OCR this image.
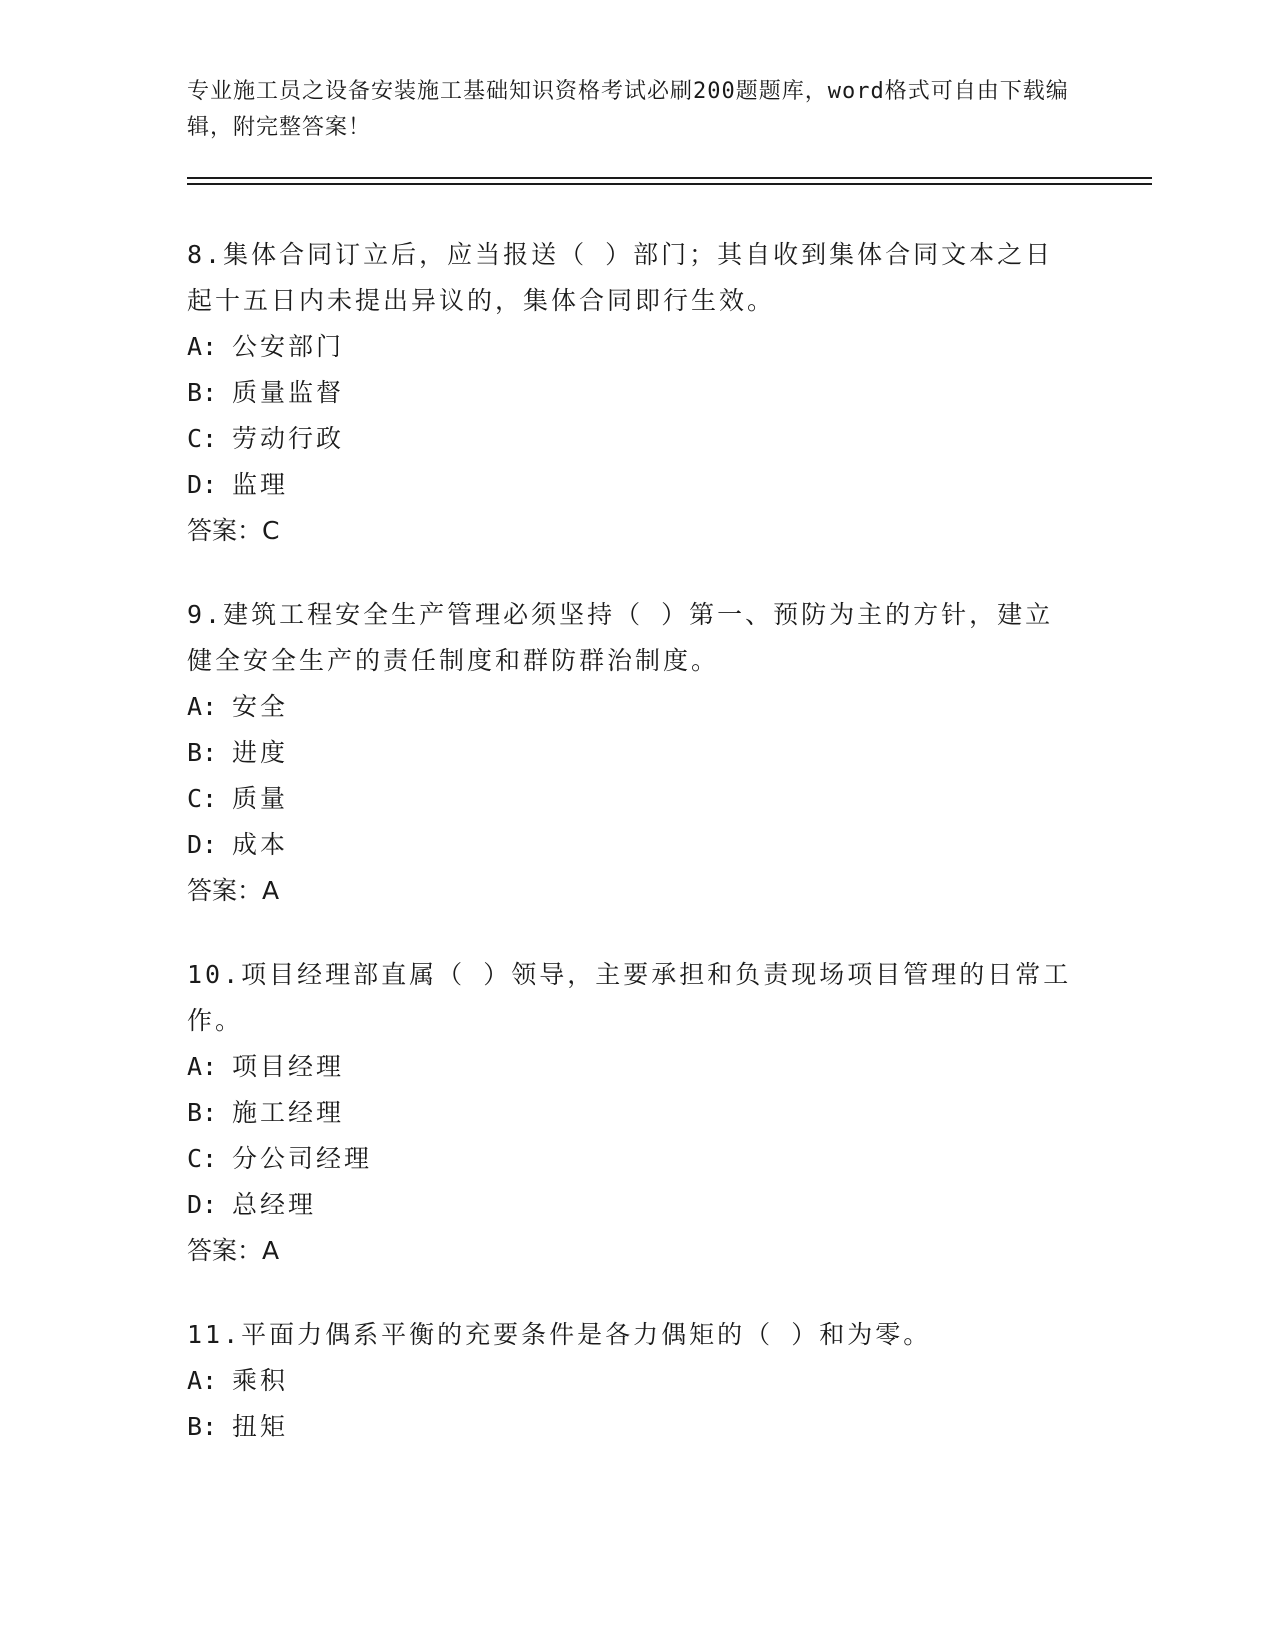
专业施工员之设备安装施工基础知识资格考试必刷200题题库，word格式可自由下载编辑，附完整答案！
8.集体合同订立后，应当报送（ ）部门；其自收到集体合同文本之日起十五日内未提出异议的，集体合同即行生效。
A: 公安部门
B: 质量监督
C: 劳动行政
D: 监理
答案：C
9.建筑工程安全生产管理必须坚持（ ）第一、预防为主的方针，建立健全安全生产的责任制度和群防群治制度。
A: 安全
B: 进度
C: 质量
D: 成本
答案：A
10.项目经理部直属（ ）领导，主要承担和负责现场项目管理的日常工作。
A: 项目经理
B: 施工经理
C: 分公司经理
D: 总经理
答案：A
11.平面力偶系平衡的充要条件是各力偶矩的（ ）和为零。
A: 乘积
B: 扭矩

Task details: Without including any pictures, print each record exactly.

Problem solution:
OCR this image.
专业施工员之设备安装施工基础知识资格考试必刷200题题库，word格式可自由下载编辑，附完整答案！
8.集体合同订立后，应当报送（ ）部门；其自收到集体合同文本之日起十五日内未提出异议的，集体合同即行生效。
A: 公安部门
B: 质量监督
C: 劳动行政
D: 监理
答案：C
9.建筑工程安全生产管理必须坚持（ ）第一、预防为主的方针，建立健全安全生产的责任制度和群防群治制度。
A: 安全
B: 进度
C: 质量
D: 成本
答案：A
10.项目经理部直属（ ）领导，主要承担和负责现场项目管理的日常工作。
A: 项目经理
B: 施工经理
C: 分公司经理
D: 总经理
答案：A
11.平面力偶系平衡的充要条件是各力偶矩的（ ）和为零。
A: 乘积
B: 扭矩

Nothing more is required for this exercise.